- [Written exercise]: Copy down every line where the string "Después" shows up.

- [Recorded data]:
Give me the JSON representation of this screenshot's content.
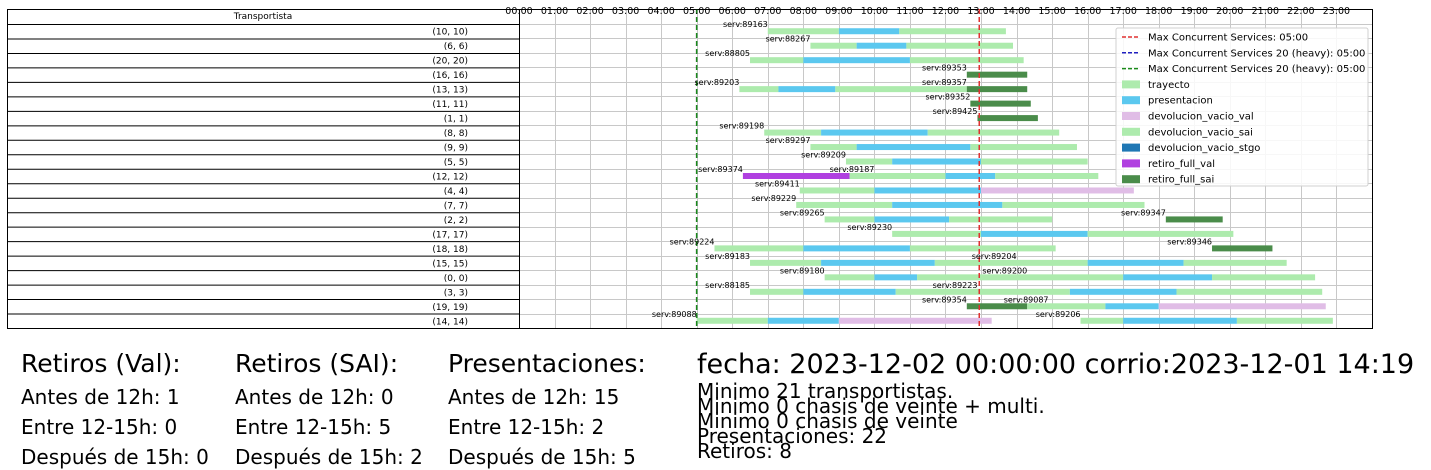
{
  "chart_data": {
    "type": "gantt",
    "table_header": "Transportista",
    "x_ticks": [
      "00:00",
      "01:00",
      "02:00",
      "03:00",
      "04:00",
      "05:00",
      "06:00",
      "07:00",
      "08:00",
      "09:00",
      "10:00",
      "11:00",
      "12:00",
      "13:00",
      "14:00",
      "15:00",
      "16:00",
      "17:00",
      "18:00",
      "19:00",
      "20:00",
      "21:00",
      "22:00",
      "23:00"
    ],
    "xlim": [
      0,
      24
    ],
    "grid": true,
    "legend_position": "top-right",
    "colors": {
      "trayecto": "#adebad",
      "presentacion": "#5bc8ef",
      "devolucion_vacio_val": "#e0bde6",
      "devolucion_vacio_sai": "#adebad",
      "devolucion_vacio_stgo": "#1f77b4",
      "retiro_full_val": "#b040e0",
      "retiro_full_sai": "#4a8c4a"
    },
    "vlines": [
      {
        "label": "Max Concurrent Services: 05:00",
        "x": 5.0,
        "color": "#e03030",
        "style": "dashed"
      },
      {
        "label": "Max Concurrent Services 20 (heavy): 05:00",
        "x": 5.0,
        "color": "#2020c0",
        "style": "dashed"
      },
      {
        "label": "Max Concurrent Services 20 (heavy): 05:00",
        "x": 5.0,
        "color": "#1a8a1a",
        "style": "dashed"
      },
      {
        "label": "",
        "x": 12.95,
        "color": "#e03030",
        "style": "dashed"
      }
    ],
    "legend": [
      {
        "label": "Max Concurrent Services: 05:00",
        "kind": "line",
        "color": "#e03030"
      },
      {
        "label": "Max Concurrent Services 20 (heavy): 05:00",
        "kind": "line",
        "color": "#2020c0"
      },
      {
        "label": "Max Concurrent Services 20 (heavy): 05:00",
        "kind": "line",
        "color": "#1a8a1a"
      },
      {
        "label": "trayecto",
        "kind": "patch",
        "color": "#adebad"
      },
      {
        "label": "presentacion",
        "kind": "patch",
        "color": "#5bc8ef"
      },
      {
        "label": "devolucion_vacio_val",
        "kind": "patch",
        "color": "#e0bde6"
      },
      {
        "label": "devolucion_vacio_sai",
        "kind": "patch",
        "color": "#adebad"
      },
      {
        "label": "devolucion_vacio_stgo",
        "kind": "patch",
        "color": "#1f77b4"
      },
      {
        "label": "retiro_full_val",
        "kind": "patch",
        "color": "#b040e0"
      },
      {
        "label": "retiro_full_sai",
        "kind": "patch",
        "color": "#4a8c4a"
      }
    ],
    "rows": [
      {
        "label": "(10, 10)",
        "segments": [
          [
            "trayecto",
            7.0,
            9.0
          ],
          [
            "presentacion",
            9.0,
            10.7
          ],
          [
            "trayecto",
            10.7,
            13.7
          ]
        ],
        "labels": [
          [
            "serv:89163",
            7.0
          ]
        ]
      },
      {
        "label": "(6, 6)",
        "segments": [
          [
            "trayecto",
            8.2,
            9.5
          ],
          [
            "presentacion",
            9.5,
            10.9
          ],
          [
            "trayecto",
            10.9,
            13.9
          ]
        ],
        "labels": [
          [
            "serv:88267",
            8.2
          ]
        ]
      },
      {
        "label": "(20, 20)",
        "segments": [
          [
            "trayecto",
            6.5,
            8.0
          ],
          [
            "presentacion",
            8.0,
            11.0
          ],
          [
            "trayecto",
            11.0,
            14.2
          ]
        ],
        "labels": [
          [
            "serv:88805",
            6.5
          ]
        ]
      },
      {
        "label": "(16, 16)",
        "segments": [
          [
            "retiro_full_sai",
            12.6,
            14.3
          ]
        ],
        "labels": [
          [
            "serv:89353",
            12.6
          ]
        ]
      },
      {
        "label": "(13, 13)",
        "segments": [
          [
            "trayecto",
            6.2,
            7.3
          ],
          [
            "presentacion",
            7.3,
            8.9
          ],
          [
            "trayecto",
            8.9,
            12.6
          ],
          [
            "retiro_full_sai",
            12.6,
            14.3
          ]
        ],
        "labels": [
          [
            "serv:89203",
            6.2
          ],
          [
            "serv:89357",
            12.6
          ]
        ]
      },
      {
        "label": "(11, 11)",
        "segments": [
          [
            "retiro_full_sai",
            12.7,
            14.4
          ]
        ],
        "labels": [
          [
            "serv:89352",
            12.7
          ]
        ]
      },
      {
        "label": "(1, 1)",
        "segments": [
          [
            "retiro_full_sai",
            12.9,
            14.6
          ]
        ],
        "labels": [
          [
            "serv:89425",
            12.9
          ]
        ]
      },
      {
        "label": "(8, 8)",
        "segments": [
          [
            "trayecto",
            6.9,
            8.5
          ],
          [
            "presentacion",
            8.5,
            11.5
          ],
          [
            "trayecto",
            11.5,
            15.2
          ]
        ],
        "labels": [
          [
            "serv:89198",
            6.9
          ]
        ]
      },
      {
        "label": "(9, 9)",
        "segments": [
          [
            "trayecto",
            8.2,
            9.5
          ],
          [
            "presentacion",
            9.5,
            12.7
          ],
          [
            "trayecto",
            12.7,
            15.7
          ]
        ],
        "labels": [
          [
            "serv:89297",
            8.2
          ]
        ]
      },
      {
        "label": "(5, 5)",
        "segments": [
          [
            "trayecto",
            9.2,
            10.5
          ],
          [
            "presentacion",
            10.5,
            13.0
          ],
          [
            "trayecto",
            13.0,
            16.0
          ]
        ],
        "labels": [
          [
            "serv:89209",
            9.2
          ]
        ]
      },
      {
        "label": "(12, 12)",
        "segments": [
          [
            "retiro_full_val",
            6.3,
            9.3
          ],
          [
            "trayecto",
            9.3,
            12.0
          ],
          [
            "presentacion",
            12.0,
            13.4
          ],
          [
            "trayecto",
            13.4,
            16.3
          ]
        ],
        "labels": [
          [
            "serv:89374",
            6.3
          ],
          [
            "serv:89187",
            10.0
          ]
        ]
      },
      {
        "label": "(4, 4)",
        "segments": [
          [
            "trayecto",
            7.9,
            10.0
          ],
          [
            "presentacion",
            10.0,
            13.0
          ],
          [
            "devolucion_vacio_val",
            13.0,
            17.3
          ]
        ],
        "labels": [
          [
            "serv:89411",
            7.9
          ]
        ]
      },
      {
        "label": "(7, 7)",
        "segments": [
          [
            "trayecto",
            7.8,
            10.5
          ],
          [
            "presentacion",
            10.5,
            13.6
          ],
          [
            "trayecto",
            13.6,
            17.6
          ]
        ],
        "labels": [
          [
            "serv:89229",
            7.8
          ]
        ]
      },
      {
        "label": "(2, 2)",
        "segments": [
          [
            "trayecto",
            8.6,
            10.0
          ],
          [
            "presentacion",
            10.0,
            12.1
          ],
          [
            "trayecto",
            12.1,
            15.0
          ],
          [
            "retiro_full_sai",
            18.2,
            19.8
          ]
        ],
        "labels": [
          [
            "serv:89265",
            8.6
          ],
          [
            "serv:89347",
            18.2
          ]
        ]
      },
      {
        "label": "(17, 17)",
        "segments": [
          [
            "trayecto",
            10.5,
            13.0
          ],
          [
            "presentacion",
            13.0,
            16.0
          ],
          [
            "trayecto",
            16.0,
            20.1
          ]
        ],
        "labels": [
          [
            "serv:89230",
            10.5
          ]
        ]
      },
      {
        "label": "(18, 18)",
        "segments": [
          [
            "trayecto",
            5.5,
            8.0
          ],
          [
            "presentacion",
            8.0,
            11.0
          ],
          [
            "trayecto",
            11.0,
            15.1
          ],
          [
            "retiro_full_sai",
            19.5,
            21.2
          ]
        ],
        "labels": [
          [
            "serv:89224",
            5.5
          ],
          [
            "serv:89346",
            19.5
          ]
        ]
      },
      {
        "label": "(15, 15)",
        "segments": [
          [
            "trayecto",
            6.5,
            8.5
          ],
          [
            "presentacion",
            8.5,
            11.7
          ],
          [
            "trayecto",
            11.7,
            16.0
          ],
          [
            "presentacion",
            16.0,
            18.7
          ],
          [
            "trayecto",
            18.7,
            21.6
          ]
        ],
        "labels": [
          [
            "serv:89183",
            6.5
          ],
          [
            "serv:89204",
            14.0
          ]
        ]
      },
      {
        "label": "(0, 0)",
        "segments": [
          [
            "trayecto",
            8.6,
            10.0
          ],
          [
            "presentacion",
            10.0,
            11.2
          ],
          [
            "trayecto",
            11.2,
            17.0
          ],
          [
            "presentacion",
            17.0,
            19.5
          ],
          [
            "trayecto",
            19.5,
            22.4
          ]
        ],
        "labels": [
          [
            "serv:89180",
            8.6
          ],
          [
            "serv:89200",
            14.3
          ]
        ]
      },
      {
        "label": "(3, 3)",
        "segments": [
          [
            "trayecto",
            6.5,
            8.0
          ],
          [
            "presentacion",
            8.0,
            10.6
          ],
          [
            "trayecto",
            10.6,
            15.5
          ],
          [
            "presentacion",
            15.5,
            18.5
          ],
          [
            "trayecto",
            18.5,
            22.6
          ]
        ],
        "labels": [
          [
            "serv:88185",
            6.5
          ],
          [
            "serv:89223",
            12.9
          ]
        ]
      },
      {
        "label": "(19, 19)",
        "segments": [
          [
            "retiro_full_sai",
            12.6,
            14.3
          ],
          [
            "trayecto",
            14.3,
            16.5
          ],
          [
            "presentacion",
            16.5,
            18.0
          ],
          [
            "devolucion_vacio_val",
            18.0,
            22.7
          ]
        ],
        "labels": [
          [
            "serv:89354",
            12.6
          ],
          [
            "serv:89087",
            14.9
          ]
        ]
      },
      {
        "label": "(14, 14)",
        "segments": [
          [
            "trayecto",
            5.0,
            7.0
          ],
          [
            "presentacion",
            7.0,
            9.0
          ],
          [
            "devolucion_vacio_val",
            9.0,
            13.3
          ],
          [
            "trayecto",
            15.8,
            17.0
          ],
          [
            "presentacion",
            17.0,
            20.2
          ],
          [
            "trayecto",
            20.2,
            22.9
          ]
        ],
        "labels": [
          [
            "serv:89088",
            5.0
          ],
          [
            "serv:89206",
            15.8
          ]
        ]
      }
    ]
  },
  "summary": [
    {
      "title": "Retiros (Val):",
      "lines": [
        "Antes de 12h: 1",
        "Entre 12-15h: 0",
        "Después de 15h: 0"
      ]
    },
    {
      "title": "Retiros (SAI):",
      "lines": [
        "Antes de 12h: 0",
        "Entre 12-15h: 5",
        "Después de 15h: 2"
      ]
    },
    {
      "title": "Presentaciones:",
      "lines": [
        "Antes de 12h: 15",
        "Entre 12-15h: 2",
        "Después de 15h: 5"
      ]
    }
  ],
  "info": {
    "header": "fecha: 2023-12-02 00:00:00  corrio:2023-12-01 14:19",
    "lines": [
      "Minimo 21 transportistas.",
      "Minimo 0 chasis de veinte + multi.",
      "Minimo 0 chasis de veinte",
      "Presentaciones: 22",
      "Retiros: 8"
    ]
  }
}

- [The reply]:
        "Después de 15h: 0"
        "Después de 15h: 2"
        "Después de 15h: 5"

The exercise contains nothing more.